> Problem statement:
Extract the listing below in full, unchanged.

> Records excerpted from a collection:
-- BEGIN --

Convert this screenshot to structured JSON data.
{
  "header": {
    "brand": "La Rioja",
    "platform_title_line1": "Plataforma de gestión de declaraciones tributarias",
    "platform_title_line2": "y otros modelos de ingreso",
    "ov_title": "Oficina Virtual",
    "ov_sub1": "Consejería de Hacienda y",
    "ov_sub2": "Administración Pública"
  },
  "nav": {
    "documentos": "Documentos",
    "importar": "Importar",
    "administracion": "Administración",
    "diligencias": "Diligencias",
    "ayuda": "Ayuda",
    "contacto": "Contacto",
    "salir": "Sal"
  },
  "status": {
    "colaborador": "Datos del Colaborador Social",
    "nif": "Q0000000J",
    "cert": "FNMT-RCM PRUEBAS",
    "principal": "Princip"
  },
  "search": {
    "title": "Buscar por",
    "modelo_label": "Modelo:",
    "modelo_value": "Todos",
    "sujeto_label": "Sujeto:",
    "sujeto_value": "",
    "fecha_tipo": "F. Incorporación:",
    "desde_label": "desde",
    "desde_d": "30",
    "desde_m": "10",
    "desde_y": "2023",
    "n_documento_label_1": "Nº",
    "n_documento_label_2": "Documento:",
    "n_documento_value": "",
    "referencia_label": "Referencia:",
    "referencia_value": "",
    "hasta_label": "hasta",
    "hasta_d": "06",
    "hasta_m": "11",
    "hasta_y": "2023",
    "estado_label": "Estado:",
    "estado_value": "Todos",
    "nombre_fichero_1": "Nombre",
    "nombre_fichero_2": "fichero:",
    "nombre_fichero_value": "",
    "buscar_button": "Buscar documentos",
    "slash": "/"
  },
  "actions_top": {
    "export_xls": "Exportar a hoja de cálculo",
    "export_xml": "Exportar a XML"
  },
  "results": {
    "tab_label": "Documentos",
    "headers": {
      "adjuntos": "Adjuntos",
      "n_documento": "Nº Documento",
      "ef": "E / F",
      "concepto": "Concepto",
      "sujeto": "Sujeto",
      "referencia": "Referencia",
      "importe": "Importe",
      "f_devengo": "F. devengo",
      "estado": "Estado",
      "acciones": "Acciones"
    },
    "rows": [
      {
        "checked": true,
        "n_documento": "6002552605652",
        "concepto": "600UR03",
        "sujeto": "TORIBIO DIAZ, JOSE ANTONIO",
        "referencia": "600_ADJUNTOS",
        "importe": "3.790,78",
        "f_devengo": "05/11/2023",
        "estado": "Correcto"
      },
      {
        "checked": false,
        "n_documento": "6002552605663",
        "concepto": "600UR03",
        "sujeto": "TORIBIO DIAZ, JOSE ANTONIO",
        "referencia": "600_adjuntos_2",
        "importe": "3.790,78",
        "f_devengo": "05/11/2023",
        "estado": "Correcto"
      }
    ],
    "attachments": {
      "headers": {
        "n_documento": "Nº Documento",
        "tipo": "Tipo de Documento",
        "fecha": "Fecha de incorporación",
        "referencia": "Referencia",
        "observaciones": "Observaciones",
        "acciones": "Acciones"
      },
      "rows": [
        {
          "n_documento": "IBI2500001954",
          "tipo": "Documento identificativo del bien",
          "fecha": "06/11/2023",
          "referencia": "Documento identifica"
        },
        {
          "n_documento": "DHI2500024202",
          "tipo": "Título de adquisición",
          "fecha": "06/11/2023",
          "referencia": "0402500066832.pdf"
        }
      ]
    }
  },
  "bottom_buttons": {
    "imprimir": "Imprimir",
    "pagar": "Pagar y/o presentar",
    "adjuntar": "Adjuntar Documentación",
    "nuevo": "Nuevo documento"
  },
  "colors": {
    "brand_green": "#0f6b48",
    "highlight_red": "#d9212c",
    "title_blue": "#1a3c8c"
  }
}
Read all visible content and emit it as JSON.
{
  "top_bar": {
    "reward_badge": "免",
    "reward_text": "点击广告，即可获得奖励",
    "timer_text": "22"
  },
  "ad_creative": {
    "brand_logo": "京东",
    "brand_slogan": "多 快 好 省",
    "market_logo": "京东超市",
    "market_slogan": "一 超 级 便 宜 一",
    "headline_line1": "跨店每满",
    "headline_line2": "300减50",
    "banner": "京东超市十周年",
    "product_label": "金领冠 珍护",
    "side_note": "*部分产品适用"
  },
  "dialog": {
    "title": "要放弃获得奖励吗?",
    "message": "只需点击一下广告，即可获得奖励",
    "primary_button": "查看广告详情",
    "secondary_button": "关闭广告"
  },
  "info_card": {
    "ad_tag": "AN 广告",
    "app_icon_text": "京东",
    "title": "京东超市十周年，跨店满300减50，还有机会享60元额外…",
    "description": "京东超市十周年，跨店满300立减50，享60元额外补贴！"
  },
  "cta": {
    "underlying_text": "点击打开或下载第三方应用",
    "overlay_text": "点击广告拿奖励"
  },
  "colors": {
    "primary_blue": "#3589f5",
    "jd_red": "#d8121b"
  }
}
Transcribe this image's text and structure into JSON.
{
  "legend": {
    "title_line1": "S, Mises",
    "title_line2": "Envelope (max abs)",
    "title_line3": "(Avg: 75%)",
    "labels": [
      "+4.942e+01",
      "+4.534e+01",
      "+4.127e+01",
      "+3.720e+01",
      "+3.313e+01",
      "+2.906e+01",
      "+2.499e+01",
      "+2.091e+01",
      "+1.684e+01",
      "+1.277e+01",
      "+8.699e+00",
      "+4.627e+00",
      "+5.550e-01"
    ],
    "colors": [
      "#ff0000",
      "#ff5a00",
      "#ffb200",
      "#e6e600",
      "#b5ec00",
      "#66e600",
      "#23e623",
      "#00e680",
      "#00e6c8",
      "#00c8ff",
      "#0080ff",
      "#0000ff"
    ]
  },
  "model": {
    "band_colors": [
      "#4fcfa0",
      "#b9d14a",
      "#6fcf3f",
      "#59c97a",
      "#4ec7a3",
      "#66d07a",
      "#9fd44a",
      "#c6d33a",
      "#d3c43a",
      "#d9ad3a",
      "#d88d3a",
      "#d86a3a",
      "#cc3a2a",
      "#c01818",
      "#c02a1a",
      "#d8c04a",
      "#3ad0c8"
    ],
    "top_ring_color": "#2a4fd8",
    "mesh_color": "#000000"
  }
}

-- END --

> Answer to this problem:
Convert this screenshot to structured JSON data.
{
  "header": {
    "brand": "La Rioja",
    "platform_title_line1": "Plataforma de gestión de declaraciones tributarias",
    "platform_title_line2": "y otros modelos de ingreso",
    "ov_title": "Oficina Virtual",
    "ov_sub1": "Consejería de Hacienda y",
    "ov_sub2": "Administración Pública"
  },
  "nav": {
    "documentos": "Documentos",
    "importar": "Importar",
    "administracion": "Administración",
    "diligencias": "Diligencias",
    "ayuda": "Ayuda",
    "contacto": "Contacto",
    "salir": "Sal"
  },
  "status": {
    "colaborador": "Datos del Colaborador Social",
    "nif": "Q0000000J",
    "cert": "FNMT-RCM PRUEBAS",
    "principal": "Princip"
  },
  "search": {
    "title": "Buscar por",
    "modelo_label": "Modelo:",
    "modelo_value": "Todos",
    "sujeto_label": "Sujeto:",
    "sujeto_value": "",
    "fecha_tipo": "F. Incorporación:",
    "desde_label": "desde",
    "desde_d": "30",
    "desde_m": "10",
    "desde_y": "2023",
    "n_documento_label_1": "Nº",
    "n_documento_label_2": "Documento:",
    "n_documento_value": "",
    "referencia_label": "Referencia:",
    "referencia_value": "",
    "hasta_label": "hasta",
    "hasta_d": "06",
    "hasta_m": "11",
    "hasta_y": "2023",
    "estado_label": "Estado:",
    "estado_value": "Todos",
    "nombre_fichero_1": "Nombre",
    "nombre_fichero_2": "fichero:",
    "nombre_fichero_value": "",
    "buscar_button": "Buscar documentos",
    "slash": "/"
  },
  "actions_top": {
    "export_xls": "Exportar a hoja de cálculo",
    "export_xml": "Exportar a XML"
  },
  "results": {
    "tab_label": "Documentos",
    "headers": {
      "adjuntos": "Adjuntos",
      "n_documento": "Nº Documento",
      "ef": "E / F",
      "concepto": "Concepto",
      "sujeto": "Sujeto",
      "referencia": "Referencia",
      "importe": "Importe",
      "f_devengo": "F. devengo",
      "estado": "Estado",
      "acciones": "Acciones"
    },
    "rows": [
      {
        "checked": true,
        "n_documento": "6002552605652",
        "concepto": "600UR03",
        "sujeto": "TORIBIO DIAZ, JOSE ANTONIO",
        "referencia": "600_ADJUNTOS",
        "importe": "3.790,78",
        "f_devengo": "05/11/2023",
        "estado": "Correcto"
      },
      {
        "checked": false,
        "n_documento": "6002552605663",
        "concepto": "600UR03",
        "sujeto": "TORIBIO DIAZ, JOSE ANTONIO",
        "referencia": "600_adjuntos_2",
        "importe": "3.790,78",
        "f_devengo": "05/11/2023",
        "estado": "Correcto"
      }
    ],
    "attachments": {
      "headers": {
        "n_documento": "Nº Documento",
        "tipo": "Tipo de Documento",
        "fecha": "Fecha de incorporación",
        "referencia": "Referencia",
        "observaciones": "Observaciones",
        "acciones": "Acciones"
      },
      "rows": [
        {
          "n_documento": "IBI2500001954",
          "tipo": "Documento identificativo del bien",
          "fecha": "06/11/2023",
          "referencia": "Documento identifica"
        },
        {
          "n_documento": "DHI2500024202",
          "tipo": "Título de adquisición",
          "fecha": "06/11/2023",
          "referencia": "0402500066832.pdf"
        }
      ]
    }
  },
  "bottom_buttons": {
    "imprimir": "Imprimir",
    "pagar": "Pagar y/o presentar",
    "adjuntar": "Adjuntar Documentación",
    "nuevo": "Nuevo documento"
  },
  "colors": {
    "brand_green": "#0f6b48",
    "highlight_red": "#d9212c",
    "title_blue": "#1a3c8c"
  }
}
Read all visible content and emit it as JSON.
{
  "top_bar": {
    "reward_badge": "免",
    "reward_text": "点击广告，即可获得奖励",
    "timer_text": "22"
  },
  "ad_creative": {
    "brand_logo": "京东",
    "brand_slogan": "多 快 好 省",
    "market_logo": "京东超市",
    "market_slogan": "一 超 级 便 宜 一",
    "headline_line1": "跨店每满",
    "headline_line2": "300减50",
    "banner": "京东超市十周年",
    "product_label": "金领冠 珍护",
    "side_note": "*部分产品适用"
  },
  "dialog": {
    "title": "要放弃获得奖励吗?",
    "message": "只需点击一下广告，即可获得奖励",
    "primary_button": "查看广告详情",
    "secondary_button": "关闭广告"
  },
  "info_card": {
    "ad_tag": "AN 广告",
    "app_icon_text": "京东",
    "title": "京东超市十周年，跨店满300减50，还有机会享60元额外…",
    "description": "京东超市十周年，跨店满300立减50，享60元额外补贴！"
  },
  "cta": {
    "underlying_text": "点击打开或下载第三方应用",
    "overlay_text": "点击广告拿奖励"
  },
  "colors": {
    "primary_blue": "#3589f5",
    "jd_red": "#d8121b"
  }
}
Transcribe this image's text and structure into JSON.
{
  "legend": {
    "title_line1": "S, Mises",
    "title_line2": "Envelope (max abs)",
    "title_line3": "(Avg: 75%)",
    "labels": [
      "+4.942e+01",
      "+4.534e+01",
      "+4.127e+01",
      "+3.720e+01",
      "+3.313e+01",
      "+2.906e+01",
      "+2.499e+01",
      "+2.091e+01",
      "+1.684e+01",
      "+1.277e+01",
      "+8.699e+00",
      "+4.627e+00",
      "+5.550e-01"
    ],
    "colors": [
      "#ff0000",
      "#ff5a00",
      "#ffb200",
      "#e6e600",
      "#b5ec00",
      "#66e600",
      "#23e623",
      "#00e680",
      "#00e6c8",
      "#00c8ff",
      "#0080ff",
      "#0000ff"
    ]
  },
  "model": {
    "band_colors": [
      "#4fcfa0",
      "#b9d14a",
      "#6fcf3f",
      "#59c97a",
      "#4ec7a3",
      "#66d07a",
      "#9fd44a",
      "#c6d33a",
      "#d3c43a",
      "#d9ad3a",
      "#d88d3a",
      "#d86a3a",
      "#cc3a2a",
      "#c01818",
      "#c02a1a",
      "#d8c04a",
      "#3ad0c8"
    ],
    "top_ring_color": "#2a4fd8",
    "mesh_color": "#000000"
  }
}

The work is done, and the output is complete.